JOB
Copy every line, leaving nothing out and adding nothing.

[BEGIN DATASET EXTRACT]

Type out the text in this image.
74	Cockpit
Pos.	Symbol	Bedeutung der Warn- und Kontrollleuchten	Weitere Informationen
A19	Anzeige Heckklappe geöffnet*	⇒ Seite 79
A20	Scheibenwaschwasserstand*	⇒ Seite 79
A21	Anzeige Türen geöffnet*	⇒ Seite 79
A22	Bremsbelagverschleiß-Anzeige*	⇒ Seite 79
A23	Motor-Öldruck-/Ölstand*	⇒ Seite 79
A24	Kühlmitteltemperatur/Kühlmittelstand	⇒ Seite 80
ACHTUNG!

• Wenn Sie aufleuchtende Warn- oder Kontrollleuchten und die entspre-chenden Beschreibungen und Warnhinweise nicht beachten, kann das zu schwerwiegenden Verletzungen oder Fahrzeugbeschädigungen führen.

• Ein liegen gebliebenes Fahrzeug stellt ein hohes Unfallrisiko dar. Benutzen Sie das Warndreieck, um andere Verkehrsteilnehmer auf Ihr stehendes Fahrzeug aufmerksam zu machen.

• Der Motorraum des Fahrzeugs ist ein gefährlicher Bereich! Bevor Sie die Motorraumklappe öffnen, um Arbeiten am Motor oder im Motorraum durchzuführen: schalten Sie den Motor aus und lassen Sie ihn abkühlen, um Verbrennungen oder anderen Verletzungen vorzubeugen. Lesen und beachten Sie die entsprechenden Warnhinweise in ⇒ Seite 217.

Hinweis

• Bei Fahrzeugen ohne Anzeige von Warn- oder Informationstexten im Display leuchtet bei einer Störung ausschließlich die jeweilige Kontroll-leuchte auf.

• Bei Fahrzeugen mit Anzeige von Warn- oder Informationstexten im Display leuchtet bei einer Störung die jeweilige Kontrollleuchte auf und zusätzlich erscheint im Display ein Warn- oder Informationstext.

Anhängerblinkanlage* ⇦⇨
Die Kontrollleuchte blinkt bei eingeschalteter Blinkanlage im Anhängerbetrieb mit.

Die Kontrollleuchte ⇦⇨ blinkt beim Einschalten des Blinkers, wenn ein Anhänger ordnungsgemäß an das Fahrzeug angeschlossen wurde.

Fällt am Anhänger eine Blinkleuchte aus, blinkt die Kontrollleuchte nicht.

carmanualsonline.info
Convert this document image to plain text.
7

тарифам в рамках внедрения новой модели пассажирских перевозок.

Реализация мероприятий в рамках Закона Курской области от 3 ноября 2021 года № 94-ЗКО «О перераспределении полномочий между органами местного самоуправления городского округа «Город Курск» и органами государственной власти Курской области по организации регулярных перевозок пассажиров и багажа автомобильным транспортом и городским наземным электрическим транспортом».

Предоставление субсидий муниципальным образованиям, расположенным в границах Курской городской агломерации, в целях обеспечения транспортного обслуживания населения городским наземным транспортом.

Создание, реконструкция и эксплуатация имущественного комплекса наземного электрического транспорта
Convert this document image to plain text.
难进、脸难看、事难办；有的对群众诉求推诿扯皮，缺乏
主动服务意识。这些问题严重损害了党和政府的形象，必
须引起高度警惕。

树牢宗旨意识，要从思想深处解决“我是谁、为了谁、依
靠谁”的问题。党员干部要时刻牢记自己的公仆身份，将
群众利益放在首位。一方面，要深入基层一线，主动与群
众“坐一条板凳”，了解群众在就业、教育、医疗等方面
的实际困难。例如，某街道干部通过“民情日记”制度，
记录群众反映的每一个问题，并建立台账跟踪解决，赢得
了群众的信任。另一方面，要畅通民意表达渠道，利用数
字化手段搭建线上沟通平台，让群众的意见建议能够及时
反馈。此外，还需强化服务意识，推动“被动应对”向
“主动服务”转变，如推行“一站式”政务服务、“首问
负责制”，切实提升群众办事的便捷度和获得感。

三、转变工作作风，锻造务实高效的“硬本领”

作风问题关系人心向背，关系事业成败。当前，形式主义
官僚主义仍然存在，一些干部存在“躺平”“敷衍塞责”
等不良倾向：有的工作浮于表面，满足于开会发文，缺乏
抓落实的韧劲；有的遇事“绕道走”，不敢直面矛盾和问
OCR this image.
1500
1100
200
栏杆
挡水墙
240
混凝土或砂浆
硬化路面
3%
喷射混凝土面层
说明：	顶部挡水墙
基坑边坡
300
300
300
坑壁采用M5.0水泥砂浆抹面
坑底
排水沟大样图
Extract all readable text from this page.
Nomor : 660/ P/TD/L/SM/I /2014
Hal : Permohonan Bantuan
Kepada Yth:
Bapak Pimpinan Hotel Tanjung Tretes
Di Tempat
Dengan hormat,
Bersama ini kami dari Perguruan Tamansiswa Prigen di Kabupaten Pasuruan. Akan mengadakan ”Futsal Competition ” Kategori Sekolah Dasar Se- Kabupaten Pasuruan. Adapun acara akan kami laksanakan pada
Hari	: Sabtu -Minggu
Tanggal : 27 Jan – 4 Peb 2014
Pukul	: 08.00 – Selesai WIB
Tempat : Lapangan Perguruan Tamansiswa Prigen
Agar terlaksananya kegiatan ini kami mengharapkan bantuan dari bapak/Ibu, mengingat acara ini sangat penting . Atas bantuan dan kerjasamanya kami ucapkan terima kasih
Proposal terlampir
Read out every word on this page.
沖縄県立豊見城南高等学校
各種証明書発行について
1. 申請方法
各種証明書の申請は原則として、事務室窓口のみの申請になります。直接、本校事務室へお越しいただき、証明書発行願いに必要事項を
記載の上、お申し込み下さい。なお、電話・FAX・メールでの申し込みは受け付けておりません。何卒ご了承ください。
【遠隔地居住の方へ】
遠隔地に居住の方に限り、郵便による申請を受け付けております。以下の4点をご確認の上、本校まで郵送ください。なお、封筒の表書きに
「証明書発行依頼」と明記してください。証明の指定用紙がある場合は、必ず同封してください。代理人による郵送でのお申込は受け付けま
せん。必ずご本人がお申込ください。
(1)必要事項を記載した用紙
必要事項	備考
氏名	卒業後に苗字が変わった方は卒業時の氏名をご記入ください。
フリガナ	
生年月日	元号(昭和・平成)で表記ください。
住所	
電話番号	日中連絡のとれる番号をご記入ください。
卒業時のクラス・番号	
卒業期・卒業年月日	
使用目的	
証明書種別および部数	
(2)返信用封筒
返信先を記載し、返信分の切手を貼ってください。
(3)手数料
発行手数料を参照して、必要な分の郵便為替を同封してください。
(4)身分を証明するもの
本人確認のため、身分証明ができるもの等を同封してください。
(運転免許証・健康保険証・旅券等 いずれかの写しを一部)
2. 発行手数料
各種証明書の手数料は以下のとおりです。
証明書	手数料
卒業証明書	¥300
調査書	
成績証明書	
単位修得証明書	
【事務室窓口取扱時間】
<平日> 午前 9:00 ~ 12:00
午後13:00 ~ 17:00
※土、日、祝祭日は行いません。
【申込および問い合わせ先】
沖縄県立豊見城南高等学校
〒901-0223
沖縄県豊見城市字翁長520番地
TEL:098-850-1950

[END DATASET EXTRACT]

REPLY
Type out the text in this image.
74	Cockpit
Pos.	Symbol	Bedeutung der Warn- und Kontrollleuchten	Weitere Informationen
A19	Anzeige Heckklappe geöffnet*	⇒ Seite 79
A20	Scheibenwaschwasserstand*	⇒ Seite 79
A21	Anzeige Türen geöffnet*	⇒ Seite 79
A22	Bremsbelagverschleiß-Anzeige*	⇒ Seite 79
A23	Motor-Öldruck-/Ölstand*	⇒ Seite 79
A24	Kühlmitteltemperatur/Kühlmittelstand	⇒ Seite 80
ACHTUNG!

• Wenn Sie aufleuchtende Warn- oder Kontrollleuchten und die entspre-chenden Beschreibungen und Warnhinweise nicht beachten, kann das zu schwerwiegenden Verletzungen oder Fahrzeugbeschädigungen führen.

• Ein liegen gebliebenes Fahrzeug stellt ein hohes Unfallrisiko dar. Benutzen Sie das Warndreieck, um andere Verkehrsteilnehmer auf Ihr stehendes Fahrzeug aufmerksam zu machen.

• Der Motorraum des Fahrzeugs ist ein gefährlicher Bereich! Bevor Sie die Motorraumklappe öffnen, um Arbeiten am Motor oder im Motorraum durchzuführen: schalten Sie den Motor aus und lassen Sie ihn abkühlen, um Verbrennungen oder anderen Verletzungen vorzubeugen. Lesen und beachten Sie die entsprechenden Warnhinweise in ⇒ Seite 217.

Hinweis

• Bei Fahrzeugen ohne Anzeige von Warn- oder Informationstexten im Display leuchtet bei einer Störung ausschließlich die jeweilige Kontroll-leuchte auf.

• Bei Fahrzeugen mit Anzeige von Warn- oder Informationstexten im Display leuchtet bei einer Störung die jeweilige Kontrollleuchte auf und zusätzlich erscheint im Display ein Warn- oder Informationstext.

Anhängerblinkanlage* ⇦⇨
Die Kontrollleuchte blinkt bei eingeschalteter Blinkanlage im Anhängerbetrieb mit.

Die Kontrollleuchte ⇦⇨ blinkt beim Einschalten des Blinkers, wenn ein Anhänger ordnungsgemäß an das Fahrzeug angeschlossen wurde.

Fällt am Anhänger eine Blinkleuchte aus, blinkt die Kontrollleuchte nicht.

carmanualsonline.info
Convert this document image to plain text.
7

тарифам в рамках внедрения новой модели пассажирских перевозок.

Реализация мероприятий в рамках Закона Курской области от 3 ноября 2021 года № 94-ЗКО «О перераспределении полномочий между органами местного самоуправления городского округа «Город Курск» и органами государственной власти Курской области по организации регулярных перевозок пассажиров и багажа автомобильным транспортом и городским наземным электрическим транспортом».

Предоставление субсидий муниципальным образованиям, расположенным в границах Курской городской агломерации, в целях обеспечения транспортного обслуживания населения городским наземным транспортом.

Создание, реконструкция и эксплуатация имущественного комплекса наземного электрического транспорта
Convert this document image to plain text.
难进、脸难看、事难办；有的对群众诉求推诿扯皮，缺乏
主动服务意识。这些问题严重损害了党和政府的形象，必
须引起高度警惕。

树牢宗旨意识，要从思想深处解决“我是谁、为了谁、依
靠谁”的问题。党员干部要时刻牢记自己的公仆身份，将
群众利益放在首位。一方面，要深入基层一线，主动与群
众“坐一条板凳”，了解群众在就业、教育、医疗等方面
的实际困难。例如，某街道干部通过“民情日记”制度，
记录群众反映的每一个问题，并建立台账跟踪解决，赢得
了群众的信任。另一方面，要畅通民意表达渠道，利用数
字化手段搭建线上沟通平台，让群众的意见建议能够及时
反馈。此外，还需强化服务意识，推动“被动应对”向
“主动服务”转变，如推行“一站式”政务服务、“首问
负责制”，切实提升群众办事的便捷度和获得感。

三、转变工作作风，锻造务实高效的“硬本领”

作风问题关系人心向背，关系事业成败。当前，形式主义
官僚主义仍然存在，一些干部存在“躺平”“敷衍塞责”
等不良倾向：有的工作浮于表面，满足于开会发文，缺乏
抓落实的韧劲；有的遇事“绕道走”，不敢直面矛盾和问
OCR this image.
1500
1100
200
栏杆
挡水墙
240
混凝土或砂浆
硬化路面
3%
喷射混凝土面层
说明：	顶部挡水墙
基坑边坡
300
300
300
坑壁采用M5.0水泥砂浆抹面
坑底
排水沟大样图
Extract all readable text from this page.
Nomor : 660/ P/TD/L/SM/I /2014
Hal : Permohonan Bantuan
Kepada Yth:
Bapak Pimpinan Hotel Tanjung Tretes
Di Tempat
Dengan hormat,
Bersama ini kami dari Perguruan Tamansiswa Prigen di Kabupaten Pasuruan. Akan mengadakan ”Futsal Competition ” Kategori Sekolah Dasar Se- Kabupaten Pasuruan. Adapun acara akan kami laksanakan pada
Hari	: Sabtu -Minggu
Tanggal : 27 Jan – 4 Peb 2014
Pukul	: 08.00 – Selesai WIB
Tempat : Lapangan Perguruan Tamansiswa Prigen
Agar terlaksananya kegiatan ini kami mengharapkan bantuan dari bapak/Ibu, mengingat acara ini sangat penting . Atas bantuan dan kerjasamanya kami ucapkan terima kasih
Proposal terlampir
Read out every word on this page.
沖縄県立豊見城南高等学校
各種証明書発行について
1. 申請方法
各種証明書の申請は原則として、事務室窓口のみの申請になります。直接、本校事務室へお越しいただき、証明書発行願いに必要事項を
記載の上、お申し込み下さい。なお、電話・FAX・メールでの申し込みは受け付けておりません。何卒ご了承ください。
【遠隔地居住の方へ】
遠隔地に居住の方に限り、郵便による申請を受け付けております。以下の4点をご確認の上、本校まで郵送ください。なお、封筒の表書きに
「証明書発行依頼」と明記してください。証明の指定用紙がある場合は、必ず同封してください。代理人による郵送でのお申込は受け付けま
せん。必ずご本人がお申込ください。
(1)必要事項を記載した用紙
必要事項	備考
氏名	卒業後に苗字が変わった方は卒業時の氏名をご記入ください。
フリガナ	
生年月日	元号(昭和・平成)で表記ください。
住所	
電話番号	日中連絡のとれる番号をご記入ください。
卒業時のクラス・番号	
卒業期・卒業年月日	
使用目的	
証明書種別および部数	
(2)返信用封筒
返信先を記載し、返信分の切手を貼ってください。
(3)手数料
発行手数料を参照して、必要な分の郵便為替を同封してください。
(4)身分を証明するもの
本人確認のため、身分証明ができるもの等を同封してください。
(運転免許証・健康保険証・旅券等 いずれかの写しを一部)
2. 発行手数料
各種証明書の手数料は以下のとおりです。
証明書	手数料
卒業証明書	¥300
調査書	
成績証明書	
単位修得証明書	
【事務室窓口取扱時間】
<平日> 午前 9:00 ~ 12:00
午後13:00 ~ 17:00
※土、日、祝祭日は行いません。
【申込および問い合わせ先】
沖縄県立豊見城南高等学校
〒901-0223
沖縄県豊見城市字翁長520番地
TEL:098-850-1950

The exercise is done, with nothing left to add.